_INSTRUCTION_:
Take the line that contains "Serialize everything readable" as the first line and the last line of the material below as the final one; reproduce exactly the lines between, inclusive.

_ITEMS_:
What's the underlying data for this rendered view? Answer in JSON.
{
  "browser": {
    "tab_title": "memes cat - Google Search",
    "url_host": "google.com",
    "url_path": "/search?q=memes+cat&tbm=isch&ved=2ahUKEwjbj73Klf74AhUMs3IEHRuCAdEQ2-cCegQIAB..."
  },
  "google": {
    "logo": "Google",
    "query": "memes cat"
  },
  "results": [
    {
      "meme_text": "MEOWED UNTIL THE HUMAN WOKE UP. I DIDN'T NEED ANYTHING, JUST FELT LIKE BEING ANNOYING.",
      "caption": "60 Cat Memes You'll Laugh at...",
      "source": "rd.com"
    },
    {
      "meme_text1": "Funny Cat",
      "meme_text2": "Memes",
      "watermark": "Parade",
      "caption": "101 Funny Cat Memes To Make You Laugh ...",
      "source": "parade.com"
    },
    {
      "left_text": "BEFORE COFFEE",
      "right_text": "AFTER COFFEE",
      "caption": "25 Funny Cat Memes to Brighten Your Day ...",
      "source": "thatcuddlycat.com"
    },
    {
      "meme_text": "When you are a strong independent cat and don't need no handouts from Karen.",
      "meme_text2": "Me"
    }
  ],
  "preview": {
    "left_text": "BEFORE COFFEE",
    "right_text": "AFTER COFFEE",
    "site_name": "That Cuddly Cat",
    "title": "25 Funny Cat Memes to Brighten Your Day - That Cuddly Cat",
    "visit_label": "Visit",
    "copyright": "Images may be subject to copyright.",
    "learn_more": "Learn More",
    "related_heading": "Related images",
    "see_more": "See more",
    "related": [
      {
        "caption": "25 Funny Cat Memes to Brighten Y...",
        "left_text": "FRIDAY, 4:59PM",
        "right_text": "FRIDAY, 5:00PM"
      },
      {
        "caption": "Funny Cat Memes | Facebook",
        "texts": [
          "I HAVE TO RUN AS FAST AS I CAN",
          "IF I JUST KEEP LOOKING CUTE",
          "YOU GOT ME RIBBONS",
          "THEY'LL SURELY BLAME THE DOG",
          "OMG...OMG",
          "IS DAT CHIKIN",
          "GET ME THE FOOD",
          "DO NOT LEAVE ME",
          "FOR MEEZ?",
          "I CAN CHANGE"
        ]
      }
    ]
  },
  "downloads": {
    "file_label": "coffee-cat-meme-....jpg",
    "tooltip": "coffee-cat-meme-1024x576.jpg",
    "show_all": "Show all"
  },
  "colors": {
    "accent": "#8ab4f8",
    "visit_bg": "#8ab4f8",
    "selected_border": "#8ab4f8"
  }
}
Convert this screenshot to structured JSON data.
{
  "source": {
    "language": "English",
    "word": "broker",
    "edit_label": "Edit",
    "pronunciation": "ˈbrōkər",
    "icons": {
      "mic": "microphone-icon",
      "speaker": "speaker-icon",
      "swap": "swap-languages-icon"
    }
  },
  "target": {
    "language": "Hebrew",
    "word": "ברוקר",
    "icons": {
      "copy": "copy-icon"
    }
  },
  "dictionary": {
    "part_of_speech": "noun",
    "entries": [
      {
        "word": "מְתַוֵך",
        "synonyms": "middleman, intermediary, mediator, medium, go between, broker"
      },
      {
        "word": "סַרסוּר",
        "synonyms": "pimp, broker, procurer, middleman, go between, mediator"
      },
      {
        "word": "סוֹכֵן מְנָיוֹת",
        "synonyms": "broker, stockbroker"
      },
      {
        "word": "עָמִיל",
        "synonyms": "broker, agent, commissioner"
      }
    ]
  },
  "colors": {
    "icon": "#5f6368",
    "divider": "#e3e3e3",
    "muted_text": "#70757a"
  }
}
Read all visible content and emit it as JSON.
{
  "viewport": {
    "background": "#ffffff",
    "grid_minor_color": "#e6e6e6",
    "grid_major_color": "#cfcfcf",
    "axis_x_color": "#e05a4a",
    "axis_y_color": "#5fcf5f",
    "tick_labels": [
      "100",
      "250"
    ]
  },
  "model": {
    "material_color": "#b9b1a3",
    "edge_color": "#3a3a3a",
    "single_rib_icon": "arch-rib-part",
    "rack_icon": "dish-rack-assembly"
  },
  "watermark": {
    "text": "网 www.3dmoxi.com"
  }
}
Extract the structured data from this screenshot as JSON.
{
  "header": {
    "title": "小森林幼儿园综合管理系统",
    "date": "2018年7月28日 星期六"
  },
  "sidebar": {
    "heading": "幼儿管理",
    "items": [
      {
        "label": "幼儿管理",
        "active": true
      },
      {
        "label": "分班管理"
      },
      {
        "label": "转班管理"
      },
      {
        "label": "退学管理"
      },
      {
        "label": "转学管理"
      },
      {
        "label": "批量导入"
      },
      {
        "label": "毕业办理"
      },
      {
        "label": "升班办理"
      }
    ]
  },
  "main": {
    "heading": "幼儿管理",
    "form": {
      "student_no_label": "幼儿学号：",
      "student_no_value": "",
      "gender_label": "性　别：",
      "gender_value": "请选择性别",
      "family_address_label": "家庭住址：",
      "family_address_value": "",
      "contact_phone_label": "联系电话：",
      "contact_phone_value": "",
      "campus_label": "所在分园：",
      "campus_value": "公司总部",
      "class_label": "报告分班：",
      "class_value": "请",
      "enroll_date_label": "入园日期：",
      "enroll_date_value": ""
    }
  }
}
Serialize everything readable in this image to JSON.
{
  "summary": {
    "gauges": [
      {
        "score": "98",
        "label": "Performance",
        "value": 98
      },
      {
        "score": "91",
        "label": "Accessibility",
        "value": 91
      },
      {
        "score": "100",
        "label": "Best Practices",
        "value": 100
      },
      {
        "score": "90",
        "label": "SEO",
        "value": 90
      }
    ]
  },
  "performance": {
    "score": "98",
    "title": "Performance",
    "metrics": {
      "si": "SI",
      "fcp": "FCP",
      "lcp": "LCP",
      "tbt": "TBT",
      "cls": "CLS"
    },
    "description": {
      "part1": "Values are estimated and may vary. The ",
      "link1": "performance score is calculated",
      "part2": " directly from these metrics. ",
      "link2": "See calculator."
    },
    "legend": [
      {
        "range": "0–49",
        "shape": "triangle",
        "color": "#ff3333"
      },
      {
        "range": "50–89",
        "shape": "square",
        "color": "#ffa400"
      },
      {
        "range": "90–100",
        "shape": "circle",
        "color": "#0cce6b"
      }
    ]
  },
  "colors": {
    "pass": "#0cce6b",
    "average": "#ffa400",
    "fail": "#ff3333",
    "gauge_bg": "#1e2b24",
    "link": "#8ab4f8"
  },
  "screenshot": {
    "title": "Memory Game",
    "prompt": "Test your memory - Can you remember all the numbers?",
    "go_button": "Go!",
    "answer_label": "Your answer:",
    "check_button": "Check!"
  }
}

_EXERCISE SOLUTION_:
Serialize everything readable in this image to JSON.
{
  "summary": {
    "gauges": [
      {
        "score": "98",
        "label": "Performance",
        "value": 98
      },
      {
        "score": "91",
        "label": "Accessibility",
        "value": 91
      },
      {
        "score": "100",
        "label": "Best Practices",
        "value": 100
      },
      {
        "score": "90",
        "label": "SEO",
        "value": 90
      }
    ]
  },
  "performance": {
    "score": "98",
    "title": "Performance",
    "metrics": {
      "si": "SI",
      "fcp": "FCP",
      "lcp": "LCP",
      "tbt": "TBT",
      "cls": "CLS"
    },
    "description": {
      "part1": "Values are estimated and may vary. The ",
      "link1": "performance score is calculated",
      "part2": " directly from these metrics. ",
      "link2": "See calculator."
    },
    "legend": [
      {
        "range": "0–49",
        "shape": "triangle",
        "color": "#ff3333"
      },
      {
        "range": "50–89",
        "shape": "square",
        "color": "#ffa400"
      },
      {
        "range": "90–100",
        "shape": "circle",
        "color": "#0cce6b"
      }
    ]
  },
  "colors": {
    "pass": "#0cce6b",
    "average": "#ffa400",
    "fail": "#ff3333",
    "gauge_bg": "#1e2b24",
    "link": "#8ab4f8"
  },
  "screenshot": {
    "title": "Memory Game",
    "prompt": "Test your memory - Can you remember all the numbers?",
    "go_button": "Go!",
    "answer_label": "Your answer:",
    "check_button": "Check!"
  }
}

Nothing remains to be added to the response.